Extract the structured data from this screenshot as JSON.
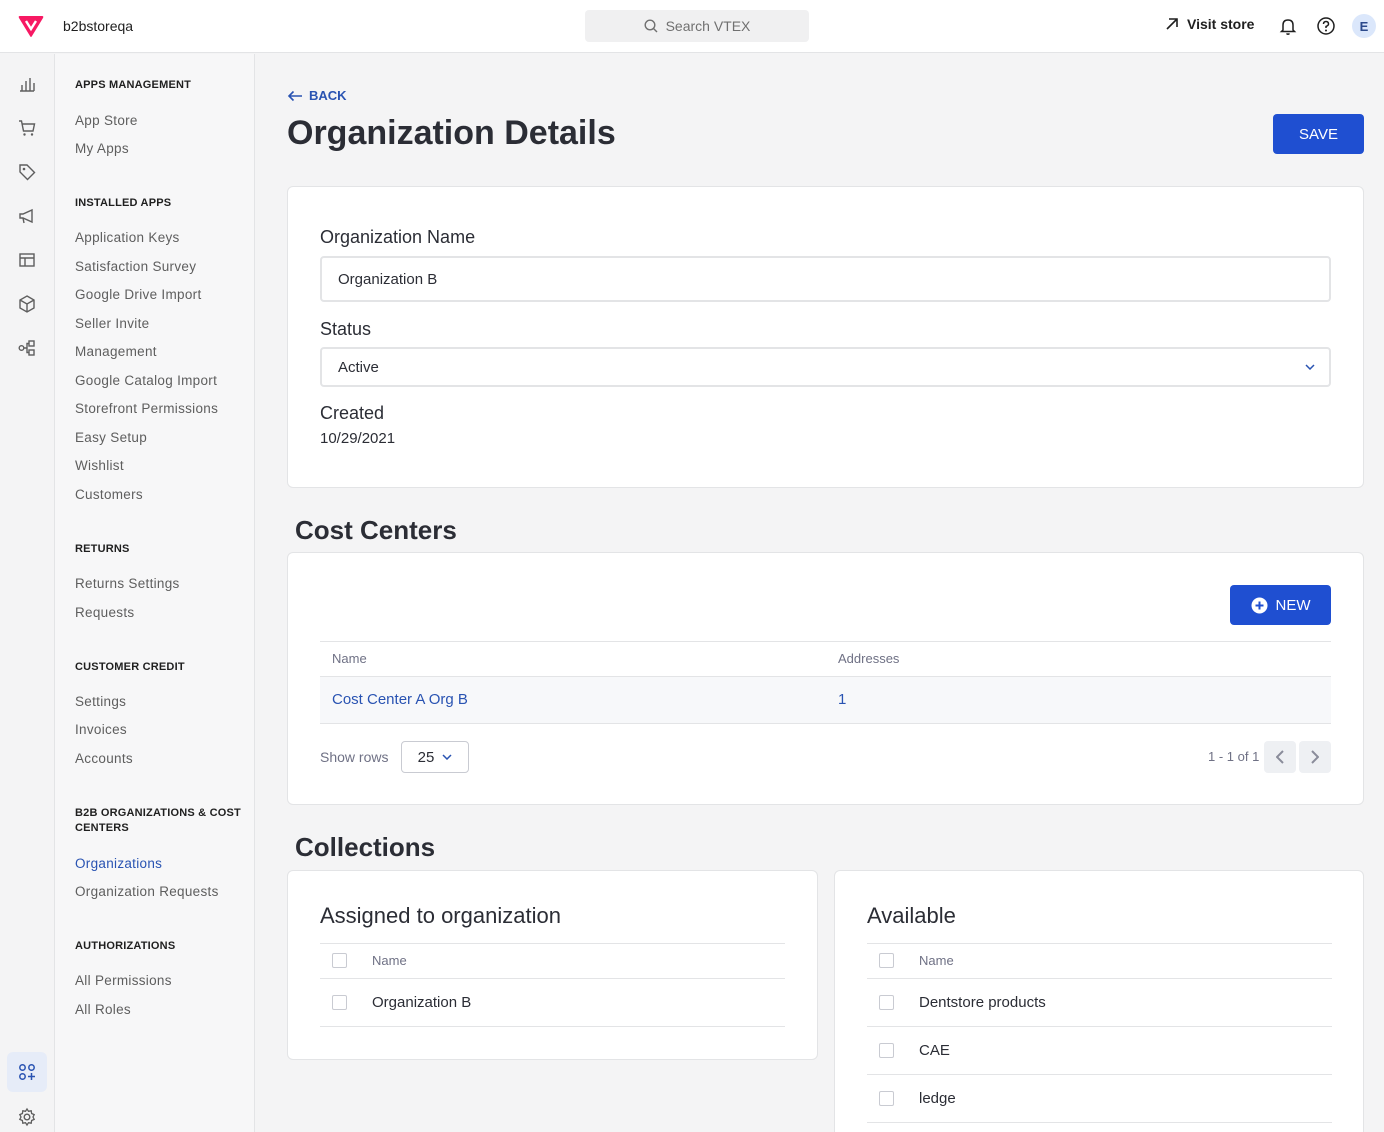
{
  "topbar": {
    "account": "b2bstoreqa",
    "search_placeholder": "Search VTEX",
    "visit_store": "Visit store",
    "avatar_initial": "E"
  },
  "sidebar": {
    "sections": [
      {
        "title": "APPS MANAGEMENT",
        "items": [
          "App Store",
          "My Apps"
        ]
      },
      {
        "title": "INSTALLED APPS",
        "items": [
          "Application Keys",
          "Satisfaction Survey",
          "Google Drive Import",
          "Seller Invite",
          "Management",
          "Google Catalog Import",
          "Storefront Permissions",
          "Easy Setup",
          "Wishlist",
          "Customers"
        ]
      },
      {
        "title": "RETURNS",
        "items": [
          "Returns Settings",
          "Requests"
        ]
      },
      {
        "title": "CUSTOMER CREDIT",
        "items": [
          "Settings",
          "Invoices",
          "Accounts"
        ]
      },
      {
        "title": "B2B ORGANIZATIONS & COST CENTERS",
        "items": [
          "Organizations",
          "Organization Requests"
        ]
      },
      {
        "title": "AUTHORIZATIONS",
        "items": [
          "All Permissions",
          "All Roles"
        ]
      }
    ]
  },
  "page": {
    "back": "BACK",
    "title": "Organization Details",
    "save": "SAVE"
  },
  "details": {
    "name_label": "Organization Name",
    "name_value": "Organization B",
    "status_label": "Status",
    "status_value": "Active",
    "created_label": "Created",
    "created_value": "10/29/2021"
  },
  "cost_centers": {
    "heading": "Cost Centers",
    "new_button": "NEW",
    "columns": [
      "Name",
      "Addresses"
    ],
    "rows": [
      {
        "name": "Cost Center A Org B",
        "addresses": "1"
      }
    ],
    "show_rows_label": "Show rows",
    "rows_per_page": "25",
    "pagination": "1 - 1 of 1"
  },
  "collections": {
    "heading": "Collections",
    "assigned": {
      "title": "Assigned to organization",
      "column": "Name",
      "rows": [
        "Organization B"
      ]
    },
    "available": {
      "title": "Available",
      "column": "Name",
      "rows": [
        "Dentstore products",
        "CAE",
        "ledge"
      ]
    }
  },
  "colors": {
    "primary": "#1f4fd1",
    "link": "#2953b2",
    "brand": "#f71963"
  }
}
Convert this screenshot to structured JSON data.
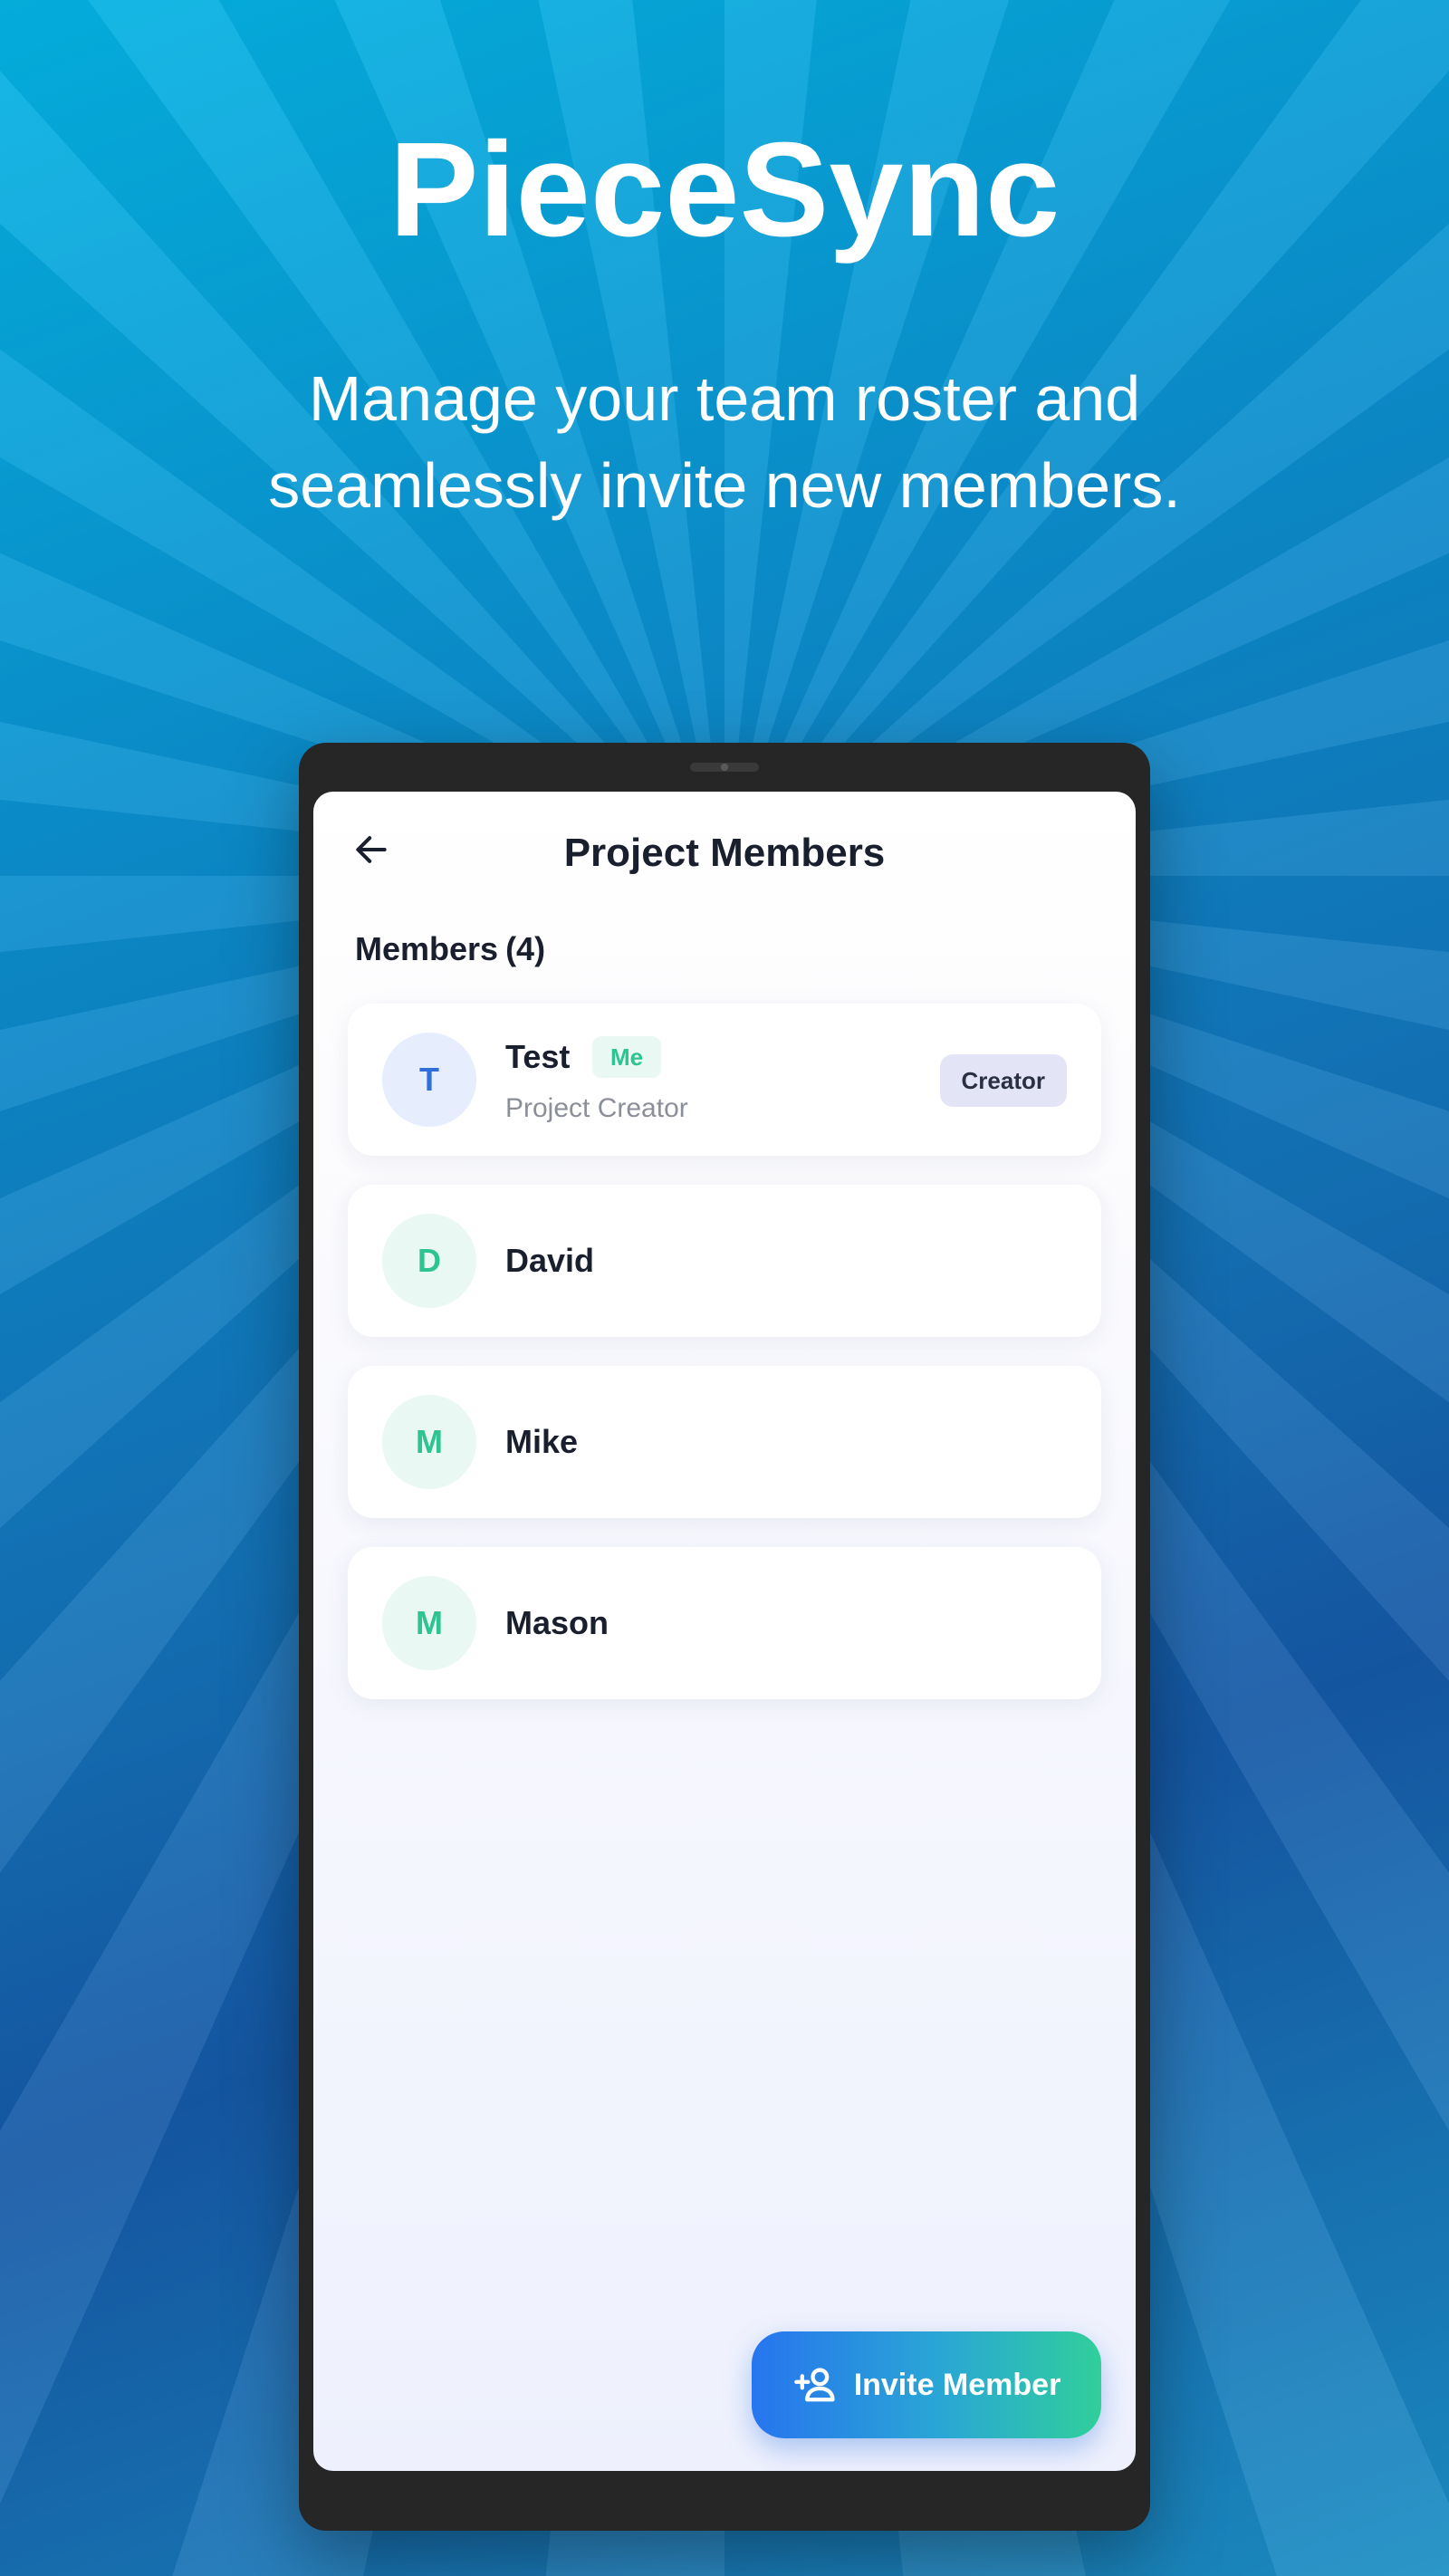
{
  "hero": {
    "title": "PieceSync",
    "subtitle": "Manage your team roster and seamlessly invite new members."
  },
  "screen": {
    "title": "Project Members",
    "back_icon": "arrow-left-icon",
    "section_label": "Members",
    "member_count": "(4)"
  },
  "members": [
    {
      "initial": "T",
      "name": "Test",
      "me_label": "Me",
      "role": "Project Creator",
      "badge": "Creator",
      "avatar_color": "#2f6fdc"
    },
    {
      "initial": "D",
      "name": "David",
      "avatar_color": "#2ec492"
    },
    {
      "initial": "M",
      "name": "Mike",
      "avatar_color": "#2ec492"
    },
    {
      "initial": "M",
      "name": "Mason",
      "avatar_color": "#2ec492"
    }
  ],
  "invite_button": {
    "label": "Invite Member",
    "icon": "person-add-icon"
  },
  "colors": {
    "accent_blue": "#2775ee",
    "accent_green": "#30cf9b",
    "text_dark": "#1a1f2e"
  }
}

•••••

Problem ::
Your task is to retype all the entries exactly and leave out any pictures.

Response to this exercise ::
Extract the structured data from this screenshot as JSON.
{
  "topbar": {
    "account": "b2bstoreqa",
    "search_placeholder": "Search VTEX",
    "visit_store": "Visit store",
    "avatar_initial": "E"
  },
  "sidebar": {
    "sections": [
      {
        "title": "APPS MANAGEMENT",
        "items": [
          "App Store",
          "My Apps"
        ]
      },
      {
        "title": "INSTALLED APPS",
        "items": [
          "Application Keys",
          "Satisfaction Survey",
          "Google Drive Import",
          "Seller Invite",
          "Management",
          "Google Catalog Import",
          "Storefront Permissions",
          "Easy Setup",
          "Wishlist",
          "Customers"
        ]
      },
      {
        "title": "RETURNS",
        "items": [
          "Returns Settings",
          "Requests"
        ]
      },
      {
        "title": "CUSTOMER CREDIT",
        "items": [
          "Settings",
          "Invoices",
          "Accounts"
        ]
      },
      {
        "title": "B2B ORGANIZATIONS & COST CENTERS",
        "items": [
          "Organizations",
          "Organization Requests"
        ]
      },
      {
        "title": "AUTHORIZATIONS",
        "items": [
          "All Permissions",
          "All Roles"
        ]
      }
    ]
  },
  "page": {
    "back": "BACK",
    "title": "Organization Details",
    "save": "SAVE"
  },
  "details": {
    "name_label": "Organization Name",
    "name_value": "Organization B",
    "status_label": "Status",
    "status_value": "Active",
    "created_label": "Created",
    "created_value": "10/29/2021"
  },
  "cost_centers": {
    "heading": "Cost Centers",
    "new_button": "NEW",
    "columns": [
      "Name",
      "Addresses"
    ],
    "rows": [
      {
        "name": "Cost Center A Org B",
        "addresses": "1"
      }
    ],
    "show_rows_label": "Show rows",
    "rows_per_page": "25",
    "pagination": "1 - 1 of 1"
  },
  "collections": {
    "heading": "Collections",
    "assigned": {
      "title": "Assigned to organization",
      "column": "Name",
      "rows": [
        "Organization B"
      ]
    },
    "available": {
      "title": "Available",
      "column": "Name",
      "rows": [
        "Dentstore products",
        "CAE",
        "ledge"
      ]
    }
  },
  "colors": {
    "primary": "#1f4fd1",
    "link": "#2953b2",
    "brand": "#f71963"
  }
}
Convert this screenshot to structured JSON data.
{
  "hero": {
    "title": "PieceSync",
    "subtitle": "Manage your team roster and seamlessly invite new members."
  },
  "screen": {
    "title": "Project Members",
    "back_icon": "arrow-left-icon",
    "section_label": "Members",
    "member_count": "(4)"
  },
  "members": [
    {
      "initial": "T",
      "name": "Test",
      "me_label": "Me",
      "role": "Project Creator",
      "badge": "Creator",
      "avatar_color": "#2f6fdc"
    },
    {
      "initial": "D",
      "name": "David",
      "avatar_color": "#2ec492"
    },
    {
      "initial": "M",
      "name": "Mike",
      "avatar_color": "#2ec492"
    },
    {
      "initial": "M",
      "name": "Mason",
      "avatar_color": "#2ec492"
    }
  ],
  "invite_button": {
    "label": "Invite Member",
    "icon": "person-add-icon"
  },
  "colors": {
    "accent_blue": "#2775ee",
    "accent_green": "#30cf9b",
    "text_dark": "#1a1f2e"
  }
}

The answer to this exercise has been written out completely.